# EXCERPTED DATA
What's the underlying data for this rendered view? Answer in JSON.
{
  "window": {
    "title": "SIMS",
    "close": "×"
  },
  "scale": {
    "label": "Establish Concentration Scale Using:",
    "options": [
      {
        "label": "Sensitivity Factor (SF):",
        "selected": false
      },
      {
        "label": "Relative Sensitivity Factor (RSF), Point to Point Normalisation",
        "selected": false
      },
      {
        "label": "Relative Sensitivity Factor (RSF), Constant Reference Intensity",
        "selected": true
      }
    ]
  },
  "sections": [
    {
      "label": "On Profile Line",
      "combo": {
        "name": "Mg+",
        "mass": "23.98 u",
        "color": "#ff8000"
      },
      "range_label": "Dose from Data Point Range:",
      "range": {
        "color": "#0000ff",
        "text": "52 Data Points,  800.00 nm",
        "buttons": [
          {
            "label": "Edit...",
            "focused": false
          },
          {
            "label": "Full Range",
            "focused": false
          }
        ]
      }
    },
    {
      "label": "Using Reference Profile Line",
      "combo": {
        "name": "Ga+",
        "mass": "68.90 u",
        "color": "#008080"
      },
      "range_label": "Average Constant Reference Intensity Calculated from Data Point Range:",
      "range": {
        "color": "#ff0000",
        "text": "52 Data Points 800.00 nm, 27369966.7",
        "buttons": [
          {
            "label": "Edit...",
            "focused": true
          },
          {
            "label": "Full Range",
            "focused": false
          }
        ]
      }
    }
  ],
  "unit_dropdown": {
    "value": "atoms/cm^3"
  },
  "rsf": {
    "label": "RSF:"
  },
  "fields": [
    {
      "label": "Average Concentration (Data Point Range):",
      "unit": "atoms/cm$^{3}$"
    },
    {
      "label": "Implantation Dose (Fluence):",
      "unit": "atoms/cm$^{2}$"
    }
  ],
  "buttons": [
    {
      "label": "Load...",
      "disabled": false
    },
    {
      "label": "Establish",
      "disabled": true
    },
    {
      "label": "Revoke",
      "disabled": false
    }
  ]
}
---
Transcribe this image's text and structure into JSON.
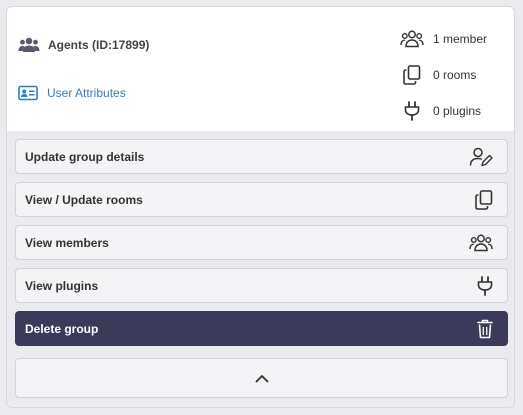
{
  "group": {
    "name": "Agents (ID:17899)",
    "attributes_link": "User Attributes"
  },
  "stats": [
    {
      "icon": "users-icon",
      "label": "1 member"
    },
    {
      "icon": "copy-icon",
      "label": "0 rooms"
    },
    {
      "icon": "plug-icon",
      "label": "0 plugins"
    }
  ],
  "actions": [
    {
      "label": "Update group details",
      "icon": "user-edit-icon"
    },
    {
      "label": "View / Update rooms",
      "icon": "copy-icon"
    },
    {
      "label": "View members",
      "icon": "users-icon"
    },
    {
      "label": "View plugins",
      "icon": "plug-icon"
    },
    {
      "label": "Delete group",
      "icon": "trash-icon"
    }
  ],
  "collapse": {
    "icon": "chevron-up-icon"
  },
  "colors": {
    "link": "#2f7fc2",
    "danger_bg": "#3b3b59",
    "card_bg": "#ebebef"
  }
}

# TASK REQUIREMENTS
Search the records for the word "from" and copy every line where it occurs.

# TASK SOLUTION
      "range_label": "Dose from Data Point Range:",
      "range_label": "Average Constant Reference Intensity Calculated from Data Point Range:",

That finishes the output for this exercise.